(Figure contents as structured data)
------------------------------

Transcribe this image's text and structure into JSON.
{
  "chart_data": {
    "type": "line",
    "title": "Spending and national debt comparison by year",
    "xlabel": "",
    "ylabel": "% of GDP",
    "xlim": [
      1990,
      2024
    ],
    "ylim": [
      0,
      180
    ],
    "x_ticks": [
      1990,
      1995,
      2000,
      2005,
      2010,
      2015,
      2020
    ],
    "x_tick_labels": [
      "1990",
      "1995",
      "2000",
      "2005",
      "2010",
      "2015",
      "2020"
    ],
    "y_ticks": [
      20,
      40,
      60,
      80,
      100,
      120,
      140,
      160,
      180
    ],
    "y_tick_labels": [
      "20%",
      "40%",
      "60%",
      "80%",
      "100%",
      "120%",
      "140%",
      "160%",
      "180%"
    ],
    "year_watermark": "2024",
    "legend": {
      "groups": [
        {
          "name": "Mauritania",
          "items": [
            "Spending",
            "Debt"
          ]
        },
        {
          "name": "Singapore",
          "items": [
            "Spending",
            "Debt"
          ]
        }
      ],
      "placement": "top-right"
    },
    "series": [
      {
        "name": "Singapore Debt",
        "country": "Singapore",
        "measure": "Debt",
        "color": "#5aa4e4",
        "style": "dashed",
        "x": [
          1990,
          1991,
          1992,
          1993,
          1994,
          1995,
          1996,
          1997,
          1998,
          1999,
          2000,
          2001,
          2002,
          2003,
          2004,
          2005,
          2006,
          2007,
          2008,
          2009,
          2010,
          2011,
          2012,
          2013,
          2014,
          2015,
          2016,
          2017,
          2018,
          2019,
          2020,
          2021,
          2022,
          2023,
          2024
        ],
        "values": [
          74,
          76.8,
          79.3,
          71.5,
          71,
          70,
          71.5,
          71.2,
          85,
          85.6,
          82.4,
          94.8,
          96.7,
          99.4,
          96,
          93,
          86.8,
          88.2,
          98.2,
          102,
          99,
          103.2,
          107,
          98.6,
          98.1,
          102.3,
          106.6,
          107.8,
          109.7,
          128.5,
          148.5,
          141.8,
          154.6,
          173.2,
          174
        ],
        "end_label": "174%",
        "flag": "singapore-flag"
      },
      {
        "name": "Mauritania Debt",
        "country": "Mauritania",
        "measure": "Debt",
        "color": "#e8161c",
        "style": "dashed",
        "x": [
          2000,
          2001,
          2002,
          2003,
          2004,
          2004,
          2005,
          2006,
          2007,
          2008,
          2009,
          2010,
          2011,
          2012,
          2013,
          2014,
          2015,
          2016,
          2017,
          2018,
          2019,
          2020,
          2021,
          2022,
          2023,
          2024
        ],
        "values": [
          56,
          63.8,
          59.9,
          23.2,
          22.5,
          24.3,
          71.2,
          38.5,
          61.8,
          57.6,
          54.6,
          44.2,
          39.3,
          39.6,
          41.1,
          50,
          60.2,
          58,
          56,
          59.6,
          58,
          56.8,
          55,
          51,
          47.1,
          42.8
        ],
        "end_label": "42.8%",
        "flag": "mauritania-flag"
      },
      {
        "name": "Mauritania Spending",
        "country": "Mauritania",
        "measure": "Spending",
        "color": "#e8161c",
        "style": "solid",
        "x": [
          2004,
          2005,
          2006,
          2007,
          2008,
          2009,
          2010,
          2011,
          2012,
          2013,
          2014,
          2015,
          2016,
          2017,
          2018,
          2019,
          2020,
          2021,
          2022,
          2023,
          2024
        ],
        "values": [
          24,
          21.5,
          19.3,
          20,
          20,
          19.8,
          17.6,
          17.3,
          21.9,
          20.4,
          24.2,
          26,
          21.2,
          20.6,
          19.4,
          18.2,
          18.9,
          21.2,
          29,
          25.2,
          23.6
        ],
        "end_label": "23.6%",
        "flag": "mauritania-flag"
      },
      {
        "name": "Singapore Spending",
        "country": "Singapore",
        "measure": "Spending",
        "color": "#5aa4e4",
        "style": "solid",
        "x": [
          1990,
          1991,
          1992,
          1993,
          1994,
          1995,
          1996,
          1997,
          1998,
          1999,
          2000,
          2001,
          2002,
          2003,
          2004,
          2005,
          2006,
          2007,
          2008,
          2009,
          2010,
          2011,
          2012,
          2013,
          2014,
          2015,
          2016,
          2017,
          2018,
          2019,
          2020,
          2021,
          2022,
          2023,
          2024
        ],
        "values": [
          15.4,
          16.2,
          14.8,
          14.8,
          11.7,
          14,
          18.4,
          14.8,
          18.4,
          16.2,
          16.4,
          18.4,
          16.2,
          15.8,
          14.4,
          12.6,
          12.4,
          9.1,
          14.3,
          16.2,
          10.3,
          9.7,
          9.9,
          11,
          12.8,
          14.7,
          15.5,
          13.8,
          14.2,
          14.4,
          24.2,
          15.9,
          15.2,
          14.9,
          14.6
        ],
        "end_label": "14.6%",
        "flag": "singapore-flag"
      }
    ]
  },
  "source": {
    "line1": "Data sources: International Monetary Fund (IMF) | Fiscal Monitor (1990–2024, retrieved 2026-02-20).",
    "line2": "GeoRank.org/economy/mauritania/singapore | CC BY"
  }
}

------------------------------

What is expected:
Extract the full set of entries word for word.

Finished task:
Transcribe this image's text and structure into JSON.
{
  "chart_data": {
    "type": "line",
    "title": "Spending and national debt comparison by year",
    "xlabel": "",
    "ylabel": "% of GDP",
    "xlim": [
      1990,
      2024
    ],
    "ylim": [
      0,
      180
    ],
    "x_ticks": [
      1990,
      1995,
      2000,
      2005,
      2010,
      2015,
      2020
    ],
    "x_tick_labels": [
      "1990",
      "1995",
      "2000",
      "2005",
      "2010",
      "2015",
      "2020"
    ],
    "y_ticks": [
      20,
      40,
      60,
      80,
      100,
      120,
      140,
      160,
      180
    ],
    "y_tick_labels": [
      "20%",
      "40%",
      "60%",
      "80%",
      "100%",
      "120%",
      "140%",
      "160%",
      "180%"
    ],
    "year_watermark": "2024",
    "legend": {
      "groups": [
        {
          "name": "Mauritania",
          "items": [
            "Spending",
            "Debt"
          ]
        },
        {
          "name": "Singapore",
          "items": [
            "Spending",
            "Debt"
          ]
        }
      ],
      "placement": "top-right"
    },
    "series": [
      {
        "name": "Singapore Debt",
        "country": "Singapore",
        "measure": "Debt",
        "color": "#5aa4e4",
        "style": "dashed",
        "x": [
          1990,
          1991,
          1992,
          1993,
          1994,
          1995,
          1996,
          1997,
          1998,
          1999,
          2000,
          2001,
          2002,
          2003,
          2004,
          2005,
          2006,
          2007,
          2008,
          2009,
          2010,
          2011,
          2012,
          2013,
          2014,
          2015,
          2016,
          2017,
          2018,
          2019,
          2020,
          2021,
          2022,
          2023,
          2024
        ],
        "values": [
          74,
          76.8,
          79.3,
          71.5,
          71,
          70,
          71.5,
          71.2,
          85,
          85.6,
          82.4,
          94.8,
          96.7,
          99.4,
          96,
          93,
          86.8,
          88.2,
          98.2,
          102,
          99,
          103.2,
          107,
          98.6,
          98.1,
          102.3,
          106.6,
          107.8,
          109.7,
          128.5,
          148.5,
          141.8,
          154.6,
          173.2,
          174
        ],
        "end_label": "174%",
        "flag": "singapore-flag"
      },
      {
        "name": "Mauritania Debt",
        "country": "Mauritania",
        "measure": "Debt",
        "color": "#e8161c",
        "style": "dashed",
        "x": [
          2000,
          2001,
          2002,
          2003,
          2004,
          2004,
          2005,
          2006,
          2007,
          2008,
          2009,
          2010,
          2011,
          2012,
          2013,
          2014,
          2015,
          2016,
          2017,
          2018,
          2019,
          2020,
          2021,
          2022,
          2023,
          2024
        ],
        "values": [
          56,
          63.8,
          59.9,
          23.2,
          22.5,
          24.3,
          71.2,
          38.5,
          61.8,
          57.6,
          54.6,
          44.2,
          39.3,
          39.6,
          41.1,
          50,
          60.2,
          58,
          56,
          59.6,
          58,
          56.8,
          55,
          51,
          47.1,
          42.8
        ],
        "end_label": "42.8%",
        "flag": "mauritania-flag"
      },
      {
        "name": "Mauritania Spending",
        "country": "Mauritania",
        "measure": "Spending",
        "color": "#e8161c",
        "style": "solid",
        "x": [
          2004,
          2005,
          2006,
          2007,
          2008,
          2009,
          2010,
          2011,
          2012,
          2013,
          2014,
          2015,
          2016,
          2017,
          2018,
          2019,
          2020,
          2021,
          2022,
          2023,
          2024
        ],
        "values": [
          24,
          21.5,
          19.3,
          20,
          20,
          19.8,
          17.6,
          17.3,
          21.9,
          20.4,
          24.2,
          26,
          21.2,
          20.6,
          19.4,
          18.2,
          18.9,
          21.2,
          29,
          25.2,
          23.6
        ],
        "end_label": "23.6%",
        "flag": "mauritania-flag"
      },
      {
        "name": "Singapore Spending",
        "country": "Singapore",
        "measure": "Spending",
        "color": "#5aa4e4",
        "style": "solid",
        "x": [
          1990,
          1991,
          1992,
          1993,
          1994,
          1995,
          1996,
          1997,
          1998,
          1999,
          2000,
          2001,
          2002,
          2003,
          2004,
          2005,
          2006,
          2007,
          2008,
          2009,
          2010,
          2011,
          2012,
          2013,
          2014,
          2015,
          2016,
          2017,
          2018,
          2019,
          2020,
          2021,
          2022,
          2023,
          2024
        ],
        "values": [
          15.4,
          16.2,
          14.8,
          14.8,
          11.7,
          14,
          18.4,
          14.8,
          18.4,
          16.2,
          16.4,
          18.4,
          16.2,
          15.8,
          14.4,
          12.6,
          12.4,
          9.1,
          14.3,
          16.2,
          10.3,
          9.7,
          9.9,
          11,
          12.8,
          14.7,
          15.5,
          13.8,
          14.2,
          14.4,
          24.2,
          15.9,
          15.2,
          14.9,
          14.6
        ],
        "end_label": "14.6%",
        "flag": "singapore-flag"
      }
    ]
  },
  "source": {
    "line1": "Data sources: International Monetary Fund (IMF) | Fiscal Monitor (1990–2024, retrieved 2026-02-20).",
    "line2": "GeoRank.org/economy/mauritania/singapore | CC BY"
  }
}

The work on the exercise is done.